» Given problem
Your answer is a single number: the count of lines that contain the string "JSON".
-------- Information shown
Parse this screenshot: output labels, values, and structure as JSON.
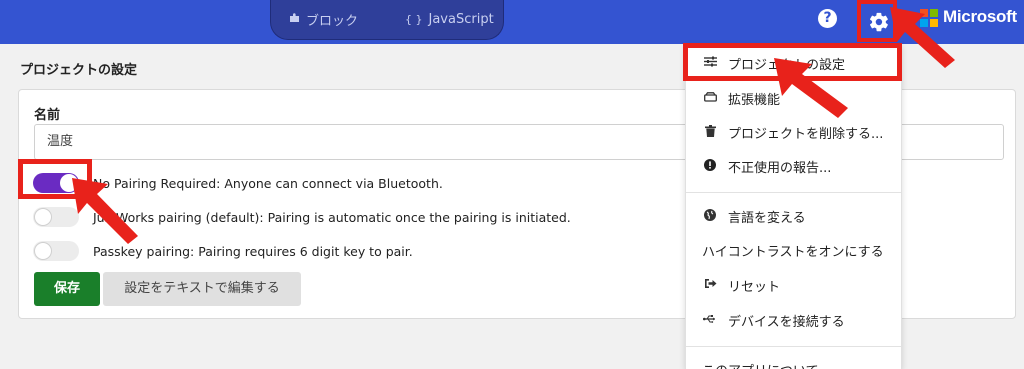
{
  "header": {
    "mode_blocks_label": "ブロック",
    "mode_js_label": "JavaScript",
    "mode_js_icon": "{ }",
    "help_icon": "?",
    "brand": "Microsoft"
  },
  "page": {
    "title": "プロジェクトの設定",
    "name_label": "名前",
    "name_value": "温度",
    "pairing_options": [
      {
        "label": "No Pairing Required: Anyone can connect via Bluetooth.",
        "enabled": true
      },
      {
        "label": "JustWorks pairing (default): Pairing is automatic once the pairing is initiated.",
        "enabled": false
      },
      {
        "label": "Passkey pairing: Pairing requires 6 digit key to pair.",
        "enabled": false
      }
    ],
    "save_label": "保存",
    "edit_as_text_label": "設定をテキストで編集する"
  },
  "menu": {
    "items": [
      {
        "icon": "sliders-icon",
        "label": "プロジェクトの設定"
      },
      {
        "icon": "drive-icon",
        "label": "拡張機能"
      },
      {
        "icon": "trash-icon",
        "label": "プロジェクトを削除する..."
      },
      {
        "icon": "alert-icon",
        "label": "不正使用の報告..."
      },
      {
        "icon": "globe-icon",
        "label": "言語を変える"
      },
      {
        "icon": "",
        "label": "ハイコントラストをオンにする"
      },
      {
        "icon": "signout-icon",
        "label": "リセット"
      },
      {
        "icon": "usb-icon",
        "label": "デバイスを接続する"
      },
      {
        "icon": "",
        "label": "このアプリについて"
      }
    ]
  },
  "colors": {
    "header_bg": "#3454d1",
    "toggle_on": "#6a2bc2",
    "save_button": "#1a7f2a",
    "highlight_red": "#e8221b"
  }
}
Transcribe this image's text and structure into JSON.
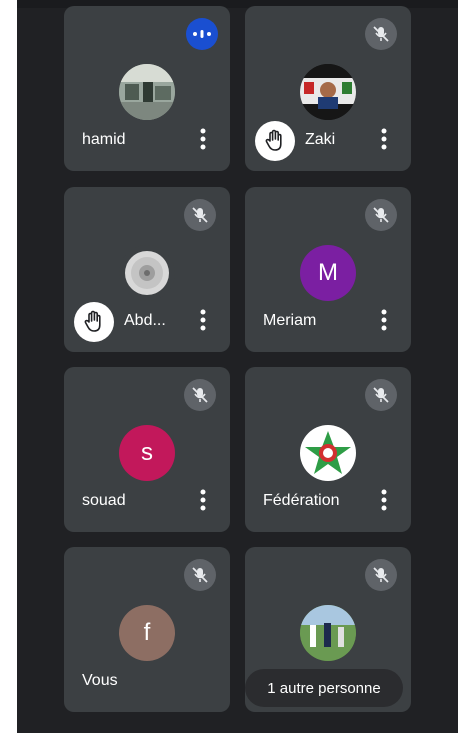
{
  "participants": [
    {
      "name": "hamid",
      "avatar_icon": "photo-avatar-icon",
      "status": "speaking",
      "hand_raised": false
    },
    {
      "name": "Zaki",
      "avatar_icon": "photo-avatar-icon",
      "status": "muted",
      "hand_raised": true
    },
    {
      "name": "Abd...",
      "avatar_icon": "dandelion-photo-icon",
      "status": "muted",
      "hand_raised": true
    },
    {
      "name": "Meriam",
      "avatar_initial": "M",
      "avatar_color": "#7b1fa2",
      "status": "muted",
      "hand_raised": false
    },
    {
      "name": "souad",
      "avatar_initial": "s",
      "avatar_color": "#c2185b",
      "status": "muted",
      "hand_raised": false
    },
    {
      "name": "Fédération",
      "avatar_icon": "federation-logo-icon",
      "status": "muted",
      "hand_raised": false
    },
    {
      "name": "Vous",
      "avatar_initial": "f",
      "avatar_color": "#8d6e63",
      "status": "muted",
      "hand_raised": false
    },
    {
      "avatar_icon": "photo-avatar-icon",
      "status": "muted",
      "hand_raised": false
    }
  ],
  "overflow_label": "1 autre personne",
  "colors": {
    "background": "#202124",
    "tile": "#3c4043",
    "speaking_badge": "#1a4fd1",
    "mute_badge": "#5f6368"
  }
}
----------------
» Worked answer
2